Exactly how many lines have the word "rupture"? Answer with the bare number.

[Collection entries]
------------------------

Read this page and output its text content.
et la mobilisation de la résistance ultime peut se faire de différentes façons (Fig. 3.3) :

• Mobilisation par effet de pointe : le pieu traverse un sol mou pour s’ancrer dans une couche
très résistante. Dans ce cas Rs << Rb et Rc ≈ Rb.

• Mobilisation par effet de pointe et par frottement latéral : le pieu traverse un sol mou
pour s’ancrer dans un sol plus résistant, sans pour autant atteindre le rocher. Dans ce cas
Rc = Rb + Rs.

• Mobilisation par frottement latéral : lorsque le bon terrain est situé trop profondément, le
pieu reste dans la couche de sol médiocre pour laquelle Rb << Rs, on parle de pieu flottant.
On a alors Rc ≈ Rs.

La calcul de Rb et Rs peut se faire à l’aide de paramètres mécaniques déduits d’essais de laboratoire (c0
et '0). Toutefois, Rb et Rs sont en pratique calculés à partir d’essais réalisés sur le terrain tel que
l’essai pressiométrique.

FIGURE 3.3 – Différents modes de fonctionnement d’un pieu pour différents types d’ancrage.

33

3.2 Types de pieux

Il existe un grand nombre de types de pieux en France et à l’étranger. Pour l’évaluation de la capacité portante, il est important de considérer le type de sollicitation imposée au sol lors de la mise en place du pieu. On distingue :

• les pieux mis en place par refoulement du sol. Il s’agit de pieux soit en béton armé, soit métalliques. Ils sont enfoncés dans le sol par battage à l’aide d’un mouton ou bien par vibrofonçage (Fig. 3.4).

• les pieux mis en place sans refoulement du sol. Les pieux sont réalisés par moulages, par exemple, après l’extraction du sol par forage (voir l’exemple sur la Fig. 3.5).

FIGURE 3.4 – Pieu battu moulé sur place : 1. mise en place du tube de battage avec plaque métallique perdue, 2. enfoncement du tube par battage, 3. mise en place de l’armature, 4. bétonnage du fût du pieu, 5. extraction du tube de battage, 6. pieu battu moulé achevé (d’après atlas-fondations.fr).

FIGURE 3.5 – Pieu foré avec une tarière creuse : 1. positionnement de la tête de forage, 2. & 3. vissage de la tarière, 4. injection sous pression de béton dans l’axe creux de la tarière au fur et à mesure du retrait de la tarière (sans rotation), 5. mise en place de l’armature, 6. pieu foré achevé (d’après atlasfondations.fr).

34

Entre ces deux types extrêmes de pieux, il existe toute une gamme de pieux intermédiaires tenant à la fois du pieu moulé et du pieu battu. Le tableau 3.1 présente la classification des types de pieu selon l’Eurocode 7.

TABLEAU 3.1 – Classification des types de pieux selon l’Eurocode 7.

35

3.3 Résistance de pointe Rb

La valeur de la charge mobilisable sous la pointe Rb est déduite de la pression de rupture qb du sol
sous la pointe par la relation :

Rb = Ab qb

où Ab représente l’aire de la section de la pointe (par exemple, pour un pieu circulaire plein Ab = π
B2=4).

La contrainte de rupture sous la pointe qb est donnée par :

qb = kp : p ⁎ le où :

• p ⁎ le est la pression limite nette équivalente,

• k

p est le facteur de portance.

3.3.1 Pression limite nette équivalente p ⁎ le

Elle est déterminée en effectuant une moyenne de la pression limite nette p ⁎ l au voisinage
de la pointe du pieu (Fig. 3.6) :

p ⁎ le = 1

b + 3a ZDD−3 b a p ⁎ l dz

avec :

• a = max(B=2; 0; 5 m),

------------------------

OUTPUT BELOW: 2